(EXERCISE)
Edit the data below, changing every "item-title" to "entry-title" and leaving every other character untouched.

---

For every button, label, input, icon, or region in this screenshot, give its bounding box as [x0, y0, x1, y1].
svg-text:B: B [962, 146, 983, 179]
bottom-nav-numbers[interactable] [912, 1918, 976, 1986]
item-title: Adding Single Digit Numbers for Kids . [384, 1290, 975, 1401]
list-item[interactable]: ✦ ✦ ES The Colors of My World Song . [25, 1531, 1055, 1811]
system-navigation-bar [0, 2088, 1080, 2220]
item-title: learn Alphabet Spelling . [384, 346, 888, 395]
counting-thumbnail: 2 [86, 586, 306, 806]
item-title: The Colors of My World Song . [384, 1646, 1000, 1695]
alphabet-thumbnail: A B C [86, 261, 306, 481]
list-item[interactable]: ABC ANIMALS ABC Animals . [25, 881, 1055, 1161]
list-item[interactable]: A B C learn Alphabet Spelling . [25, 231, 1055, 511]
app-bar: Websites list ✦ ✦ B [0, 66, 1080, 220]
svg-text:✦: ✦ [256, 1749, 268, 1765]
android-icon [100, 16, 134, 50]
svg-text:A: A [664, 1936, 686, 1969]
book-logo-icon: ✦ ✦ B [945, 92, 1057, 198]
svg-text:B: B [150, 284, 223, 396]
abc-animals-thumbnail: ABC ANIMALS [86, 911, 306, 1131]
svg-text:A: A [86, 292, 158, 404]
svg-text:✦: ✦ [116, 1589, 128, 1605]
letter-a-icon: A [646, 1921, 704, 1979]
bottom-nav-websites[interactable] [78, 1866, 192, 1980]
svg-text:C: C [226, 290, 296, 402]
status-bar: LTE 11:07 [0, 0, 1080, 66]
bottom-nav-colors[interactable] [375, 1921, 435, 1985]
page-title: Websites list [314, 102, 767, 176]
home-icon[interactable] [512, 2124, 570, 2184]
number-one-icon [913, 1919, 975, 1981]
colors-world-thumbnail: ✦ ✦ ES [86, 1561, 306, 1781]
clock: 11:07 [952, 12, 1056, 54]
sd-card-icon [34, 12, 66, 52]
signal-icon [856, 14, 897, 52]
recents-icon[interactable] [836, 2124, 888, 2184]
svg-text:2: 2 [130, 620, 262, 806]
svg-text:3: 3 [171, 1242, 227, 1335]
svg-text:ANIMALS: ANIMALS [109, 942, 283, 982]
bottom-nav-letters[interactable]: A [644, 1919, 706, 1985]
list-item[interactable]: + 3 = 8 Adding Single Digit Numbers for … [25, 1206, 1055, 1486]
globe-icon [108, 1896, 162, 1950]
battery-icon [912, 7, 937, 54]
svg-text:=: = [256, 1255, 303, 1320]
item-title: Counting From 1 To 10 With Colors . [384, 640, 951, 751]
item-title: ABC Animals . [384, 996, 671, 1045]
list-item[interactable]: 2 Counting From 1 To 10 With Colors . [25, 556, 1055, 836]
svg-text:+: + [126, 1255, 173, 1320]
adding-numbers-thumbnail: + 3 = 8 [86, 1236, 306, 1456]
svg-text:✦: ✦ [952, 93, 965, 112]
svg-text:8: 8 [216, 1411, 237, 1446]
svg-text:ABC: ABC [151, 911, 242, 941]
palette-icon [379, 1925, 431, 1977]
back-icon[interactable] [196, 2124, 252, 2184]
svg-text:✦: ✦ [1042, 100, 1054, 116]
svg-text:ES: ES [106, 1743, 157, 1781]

---

(FULL RESPONSE)
For every button, label, input, icon, or region in this screenshot, give its bounding box as [x0, y0, x1, y1].
svg-text:B: B [962, 146, 983, 179]
bottom-nav-numbers[interactable] [912, 1918, 976, 1986]
entry-title: Adding Single Digit Numbers for Kids . [384, 1290, 975, 1401]
list-item[interactable]: ✦ ✦ ES The Colors of My World Song . [25, 1531, 1055, 1811]
system-navigation-bar [0, 2088, 1080, 2220]
entry-title: learn Alphabet Spelling . [384, 346, 888, 395]
counting-thumbnail: 2 [86, 586, 306, 806]
entry-title: The Colors of My World Song . [384, 1646, 1000, 1695]
alphabet-thumbnail: A B C [86, 261, 306, 481]
list-item[interactable]: ABC ANIMALS ABC Animals . [25, 881, 1055, 1161]
list-item[interactable]: A B C learn Alphabet Spelling . [25, 231, 1055, 511]
app-bar: Websites list ✦ ✦ B [0, 66, 1080, 220]
svg-text:✦: ✦ [256, 1749, 268, 1765]
android-icon [100, 16, 134, 50]
svg-text:A: A [664, 1936, 686, 1969]
book-logo-icon: ✦ ✦ B [945, 92, 1057, 198]
svg-text:B: B [150, 284, 223, 396]
abc-animals-thumbnail: ABC ANIMALS [86, 911, 306, 1131]
svg-text:A: A [86, 292, 158, 404]
svg-text:✦: ✦ [116, 1589, 128, 1605]
letter-a-icon: A [646, 1921, 704, 1979]
bottom-nav-websites[interactable] [78, 1866, 192, 1980]
svg-text:C: C [226, 290, 296, 402]
status-bar: LTE 11:07 [0, 0, 1080, 66]
bottom-nav-colors[interactable] [375, 1921, 435, 1985]
page-title: Websites list [314, 102, 767, 176]
home-icon[interactable] [512, 2124, 570, 2184]
number-one-icon [913, 1919, 975, 1981]
colors-world-thumbnail: ✦ ✦ ES [86, 1561, 306, 1781]
clock: 11:07 [952, 12, 1056, 54]
sd-card-icon [34, 12, 66, 52]
signal-icon [856, 14, 897, 52]
recents-icon[interactable] [836, 2124, 888, 2184]
svg-text:2: 2 [130, 620, 262, 806]
svg-text:3: 3 [171, 1242, 227, 1335]
svg-text:ANIMALS: ANIMALS [109, 942, 283, 982]
bottom-nav-letters[interactable]: A [644, 1919, 706, 1985]
list-item[interactable]: + 3 = 8 Adding Single Digit Numbers for … [25, 1206, 1055, 1486]
globe-icon [108, 1896, 162, 1950]
battery-icon [912, 7, 937, 54]
svg-text:=: = [256, 1255, 303, 1320]
entry-title: Counting From 1 To 10 With Colors . [384, 640, 951, 751]
entry-title: ABC Animals . [384, 996, 671, 1045]
list-item[interactable]: 2 Counting From 1 To 10 With Colors . [25, 556, 1055, 836]
svg-text:+: + [126, 1255, 173, 1320]
adding-numbers-thumbnail: + 3 = 8 [86, 1236, 306, 1456]
svg-text:✦: ✦ [952, 93, 965, 112]
svg-text:8: 8 [216, 1411, 237, 1446]
svg-text:ABC: ABC [151, 911, 242, 941]
palette-icon [379, 1925, 431, 1977]
back-icon[interactable] [196, 2124, 252, 2184]
svg-text:✦: ✦ [1042, 100, 1054, 116]
svg-text:ES: ES [106, 1743, 157, 1781]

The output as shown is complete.